> _DIRECTIONS_:
Copy each line in the data that includes the word "直观地认识角".

> _PROVIDED RECORDS_:
# # # # #

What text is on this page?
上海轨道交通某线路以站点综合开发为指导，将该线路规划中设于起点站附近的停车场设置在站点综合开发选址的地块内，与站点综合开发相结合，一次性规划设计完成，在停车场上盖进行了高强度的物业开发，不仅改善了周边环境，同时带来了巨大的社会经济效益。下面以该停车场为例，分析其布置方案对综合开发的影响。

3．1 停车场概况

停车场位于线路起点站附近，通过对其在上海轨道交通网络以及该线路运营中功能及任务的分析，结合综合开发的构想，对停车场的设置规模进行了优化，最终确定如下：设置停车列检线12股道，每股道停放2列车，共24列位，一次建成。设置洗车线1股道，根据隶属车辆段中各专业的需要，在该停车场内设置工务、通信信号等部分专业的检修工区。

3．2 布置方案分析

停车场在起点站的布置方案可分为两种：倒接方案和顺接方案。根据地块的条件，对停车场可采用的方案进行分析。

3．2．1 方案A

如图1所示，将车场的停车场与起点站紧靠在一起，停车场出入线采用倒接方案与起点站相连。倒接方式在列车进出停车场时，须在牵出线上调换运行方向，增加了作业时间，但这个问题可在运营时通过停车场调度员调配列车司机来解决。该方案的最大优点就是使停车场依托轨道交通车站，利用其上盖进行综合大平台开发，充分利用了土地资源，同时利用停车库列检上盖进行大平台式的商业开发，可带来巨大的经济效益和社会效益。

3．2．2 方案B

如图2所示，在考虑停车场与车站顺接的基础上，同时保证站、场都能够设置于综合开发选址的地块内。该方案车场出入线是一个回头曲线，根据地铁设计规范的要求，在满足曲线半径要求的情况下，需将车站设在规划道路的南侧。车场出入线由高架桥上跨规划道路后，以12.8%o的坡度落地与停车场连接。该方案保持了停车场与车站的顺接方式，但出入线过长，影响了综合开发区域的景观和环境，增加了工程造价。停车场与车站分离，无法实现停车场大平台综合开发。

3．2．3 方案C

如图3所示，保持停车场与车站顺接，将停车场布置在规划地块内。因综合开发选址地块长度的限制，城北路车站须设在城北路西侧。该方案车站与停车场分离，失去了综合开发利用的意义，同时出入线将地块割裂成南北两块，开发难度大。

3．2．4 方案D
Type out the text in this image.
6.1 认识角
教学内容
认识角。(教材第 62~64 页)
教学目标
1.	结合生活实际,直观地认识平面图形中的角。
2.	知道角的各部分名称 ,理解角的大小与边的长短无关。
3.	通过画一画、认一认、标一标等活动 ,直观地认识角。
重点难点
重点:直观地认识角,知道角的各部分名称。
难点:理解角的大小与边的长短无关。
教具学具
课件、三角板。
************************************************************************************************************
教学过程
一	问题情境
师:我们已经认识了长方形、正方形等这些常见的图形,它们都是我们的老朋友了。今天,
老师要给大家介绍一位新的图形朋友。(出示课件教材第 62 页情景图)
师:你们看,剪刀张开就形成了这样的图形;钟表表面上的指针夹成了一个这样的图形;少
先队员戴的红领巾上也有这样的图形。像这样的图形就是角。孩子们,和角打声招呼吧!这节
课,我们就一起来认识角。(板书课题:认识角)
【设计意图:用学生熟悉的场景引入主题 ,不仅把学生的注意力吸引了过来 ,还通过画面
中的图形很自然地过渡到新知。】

# # # # #

> _WRITTEN RESPONSE_:
3.	通过画一画、认一认、标一标等活动 ,直观地认识角。
重点:直观地认识角,知道角的各部分名称。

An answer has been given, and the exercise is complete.